───── Exercise input ─────

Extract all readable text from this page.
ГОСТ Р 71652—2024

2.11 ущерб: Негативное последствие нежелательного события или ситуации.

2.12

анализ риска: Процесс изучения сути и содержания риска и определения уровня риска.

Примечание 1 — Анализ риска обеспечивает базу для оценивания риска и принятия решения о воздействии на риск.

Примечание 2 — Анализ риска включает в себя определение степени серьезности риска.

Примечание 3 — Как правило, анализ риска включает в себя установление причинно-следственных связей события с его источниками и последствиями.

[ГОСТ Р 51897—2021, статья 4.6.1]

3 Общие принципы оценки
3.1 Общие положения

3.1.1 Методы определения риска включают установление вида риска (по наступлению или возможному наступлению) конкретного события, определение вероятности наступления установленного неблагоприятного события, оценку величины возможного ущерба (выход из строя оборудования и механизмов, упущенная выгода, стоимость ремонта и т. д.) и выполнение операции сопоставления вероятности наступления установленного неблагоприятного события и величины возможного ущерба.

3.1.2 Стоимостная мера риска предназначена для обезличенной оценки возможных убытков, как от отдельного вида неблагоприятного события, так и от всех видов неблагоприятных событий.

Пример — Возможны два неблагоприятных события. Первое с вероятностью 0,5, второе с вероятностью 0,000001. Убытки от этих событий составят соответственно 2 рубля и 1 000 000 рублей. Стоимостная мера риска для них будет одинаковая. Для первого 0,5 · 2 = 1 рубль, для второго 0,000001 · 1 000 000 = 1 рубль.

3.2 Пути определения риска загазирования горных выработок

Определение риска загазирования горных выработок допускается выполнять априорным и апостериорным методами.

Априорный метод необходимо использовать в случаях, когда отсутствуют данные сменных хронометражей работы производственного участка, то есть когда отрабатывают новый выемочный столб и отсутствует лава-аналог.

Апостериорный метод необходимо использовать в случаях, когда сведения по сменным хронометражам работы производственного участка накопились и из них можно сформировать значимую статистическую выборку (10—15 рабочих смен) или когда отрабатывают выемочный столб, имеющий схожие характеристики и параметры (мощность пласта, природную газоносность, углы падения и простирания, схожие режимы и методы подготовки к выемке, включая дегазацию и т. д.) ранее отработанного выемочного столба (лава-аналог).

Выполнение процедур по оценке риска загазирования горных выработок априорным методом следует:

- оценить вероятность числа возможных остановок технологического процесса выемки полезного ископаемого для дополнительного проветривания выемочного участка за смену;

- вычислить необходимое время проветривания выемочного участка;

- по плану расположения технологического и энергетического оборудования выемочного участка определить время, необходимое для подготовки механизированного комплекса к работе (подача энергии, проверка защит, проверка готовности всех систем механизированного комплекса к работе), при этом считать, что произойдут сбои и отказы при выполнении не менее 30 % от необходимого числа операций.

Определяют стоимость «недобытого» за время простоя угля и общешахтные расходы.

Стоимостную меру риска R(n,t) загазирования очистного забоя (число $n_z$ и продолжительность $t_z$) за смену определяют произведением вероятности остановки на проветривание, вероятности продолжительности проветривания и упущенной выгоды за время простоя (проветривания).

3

─────

Given request — Each record should come back exactly as written.

Answer to the problem —
Extract all readable text from this page.
ГОСТ Р 71652—2024

2.11 ущерб: Негативное последствие нежелательного события или ситуации.

2.12

анализ риска: Процесс изучения сути и содержания риска и определения уровня риска.

Примечание 1 — Анализ риска обеспечивает базу для оценивания риска и принятия решения о воздействии на риск.

Примечание 2 — Анализ риска включает в себя определение степени серьезности риска.

Примечание 3 — Как правило, анализ риска включает в себя установление причинно-следственных связей события с его источниками и последствиями.

[ГОСТ Р 51897—2021, статья 4.6.1]

3 Общие принципы оценки
3.1 Общие положения

3.1.1 Методы определения риска включают установление вида риска (по наступлению или возможному наступлению) конкретного события, определение вероятности наступления установленного неблагоприятного события, оценку величины возможного ущерба (выход из строя оборудования и механизмов, упущенная выгода, стоимость ремонта и т. д.) и выполнение операции сопоставления вероятности наступления установленного неблагоприятного события и величины возможного ущерба.

3.1.2 Стоимостная мера риска предназначена для обезличенной оценки возможных убытков, как от отдельного вида неблагоприятного события, так и от всех видов неблагоприятных событий.

Пример — Возможны два неблагоприятных события. Первое с вероятностью 0,5, второе с вероятностью 0,000001. Убытки от этих событий составят соответственно 2 рубля и 1 000 000 рублей. Стоимостная мера риска для них будет одинаковая. Для первого 0,5 · 2 = 1 рубль, для второго 0,000001 · 1 000 000 = 1 рубль.

3.2 Пути определения риска загазирования горных выработок

Определение риска загазирования горных выработок допускается выполнять априорным и апостериорным методами.

Априорный метод необходимо использовать в случаях, когда отсутствуют данные сменных хронометражей работы производственного участка, то есть когда отрабатывают новый выемочный столб и отсутствует лава-аналог.

Апостериорный метод необходимо использовать в случаях, когда сведения по сменным хронометражам работы производственного участка накопились и из них можно сформировать значимую статистическую выборку (10—15 рабочих смен) или когда отрабатывают выемочный столб, имеющий схожие характеристики и параметры (мощность пласта, природную газоносность, углы падения и простирания, схожие режимы и методы подготовки к выемке, включая дегазацию и т. д.) ранее отработанного выемочного столба (лава-аналог).

Выполнение процедур по оценке риска загазирования горных выработок априорным методом следует:

- оценить вероятность числа возможных остановок технологического процесса выемки полезного ископаемого для дополнительного проветривания выемочного участка за смену;

- вычислить необходимое время проветривания выемочного участка;

- по плану расположения технологического и энергетического оборудования выемочного участка определить время, необходимое для подготовки механизированного комплекса к работе (подача энергии, проверка защит, проверка готовности всех систем механизированного комплекса к работе), при этом считать, что произойдут сбои и отказы при выполнении не менее 30 % от необходимого числа операций.

Определяют стоимость «недобытого» за время простоя угля и общешахтные расходы.

Стоимостную меру риска R(n,t) загазирования очистного забоя (число $n_z$ и продолжительность $t_z$) за смену определяют произведением вероятности остановки на проветривание, вероятности продолжительности проветривания и упущенной выгоды за время простоя (проветривания).

3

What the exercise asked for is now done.